### Aim of the task
In the material below, find all lines with the string "Cultural" and copy them.

### Dataset rows
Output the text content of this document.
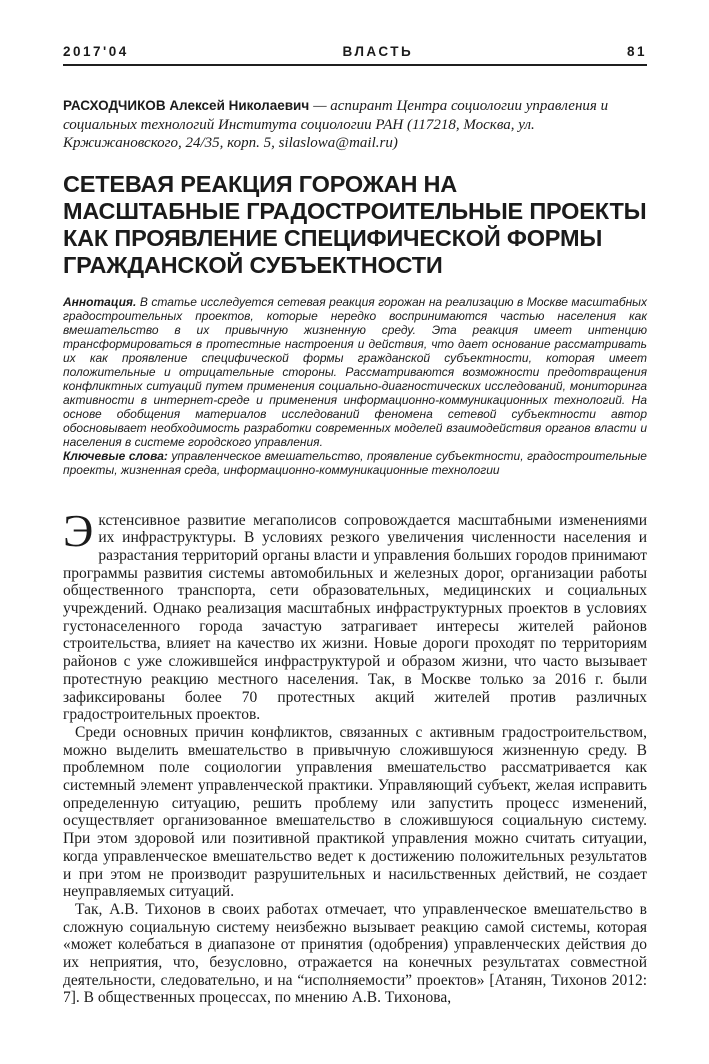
2017'04	ВЛАСТЬ	81
РАСХОДЧИКОВ Алексей Николаевич — аспирант Центра социологии управления и социальных технологий Института социологии РАН (117218, Москва, ул. Кржижановского, 24/35, корп. 5, silaslowa@mail.ru)
СЕТЕВАЯ РЕАКЦИЯ ГОРОЖАН НА
МАСШТАБНЫЕ ГРАДОСТРОИТЕЛЬНЫЕ ПРОЕКТЫ
КАК ПРОЯВЛЕНИЕ СПЕЦИФИЧЕСКОЙ ФОРМЫ
ГРАЖДАНСКОЙ СУБЪЕКТНОСТИ

Аннотация. В статье исследуется сетевая реакция горожан на реализацию в Москве масштабных градостроительных проектов, которые нередко воспринимаются частью населения как вмешательство в их привычную жизненную среду. Эта реакция имеет интенцию трансформироваться в протестные настроения и действия, что дает основание рассматривать их как проявление специфической формы гражданской субъектности, которая имеет положительные и отрицательные стороны. Рассматриваются возможности предотвращения конфликтных ситуаций путем применения социально-диагностических исследований, мониторинга активности в интернет-среде и применения информационно-коммуникационных технологий. На основе обобщения материалов исследований феномена сетевой субъектности автор обосновывает необходимость разработки современных моделей взаимодействия органов власти и населения в системе городского управления.

Ключевые слова: управленческое вмешательство, проявление субъектности, градостроительные проекты, жизненная среда, информационно-коммуникационные технологии

Экстенсивное развитие мегаполисов сопровождается масштабными изменениями их инфраструктуры. В условиях резкого увеличения численности населения и разрастания территорий органы власти и управления больших городов принимают программы развития системы автомобильных и железных дорог, организации работы общественного транспорта, сети образовательных, медицинских и социальных учреждений. Однако реализация масштабных инфраструктурных проектов в условиях густонаселенного города зачастую затрагивает интересы жителей районов строительства, влияет на качество их жизни. Новые дороги проходят по территориям районов с уже сложившейся инфраструктурой и образом жизни, что часто вызывает протестную реакцию местного населения. Так, в Москве только за 2016 г. были зафиксированы более 70 протестных акций жителей против различных градостроительных проектов.

Среди основных причин конфликтов, связанных с активным градостроительством, можно выделить вмешательство в привычную сложившуюся жизненную среду. В проблемном поле социологии управления вмешательство рассматривается как системный элемент управленческой практики. Управляющий субъект, желая исправить определенную ситуацию, решить проблему или запустить процесс изменений, осуществляет организованное вмешательство в сложившуюся социальную систему. При этом здоровой или позитивной практикой управления можно считать ситуации, когда управленческое вмешательство ведет к достижению положительных результатов и при этом не производит разрушительных и насильственных действий, не создает неуправляемых ситуаций.

Так, А.В. Тихонов в своих работах отмечает, что управленческое вмешательство в сложную социальную систему неизбежно вызывает реакцию самой системы, которая «может колебаться в диапазоне от принятия (одобрения) управленческих действия до их неприятия, что, безусловно, отражается на конечных результатах совместной деятельности, следовательно, и на “исполняемости” проектов» [Атанян, Тихонов 2012: 7]. В общественных процессах, по мнению А.В. Тихонова,
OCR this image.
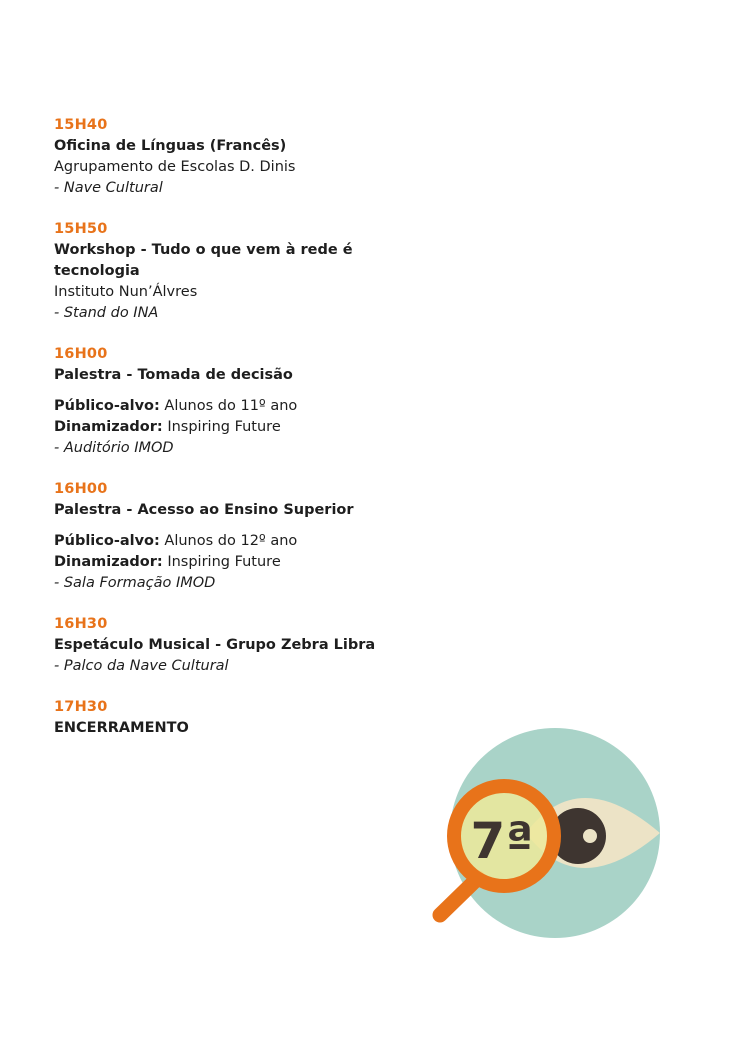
15H40
Oficina de Línguas (Francês)
Agrupamento de Escolas D. Dinis
- Nave Cultural
15H50
Workshop - Tudo o que vem à rede é
tecnologia
Instituto Nun’Álvres
- Stand do INA
16H00
Palestra - Tomada de decisão
Público-alvo: Alunos do 11º ano
Dinamizador: Inspiring Future
- Auditório IMOD
16H00
Palestra - Acesso ao Ensino Superior
Público-alvo: Alunos do 12º ano
Dinamizador: Inspiring Future
- Sala Formação IMOD
16H30
Espetáculo Musical - Grupo Zebra Libra
- Palco da Nave Cultural
17H30
ENCERRAMENTO
7ª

### Result
- Nave Cultural
- Palco da Nave Cultural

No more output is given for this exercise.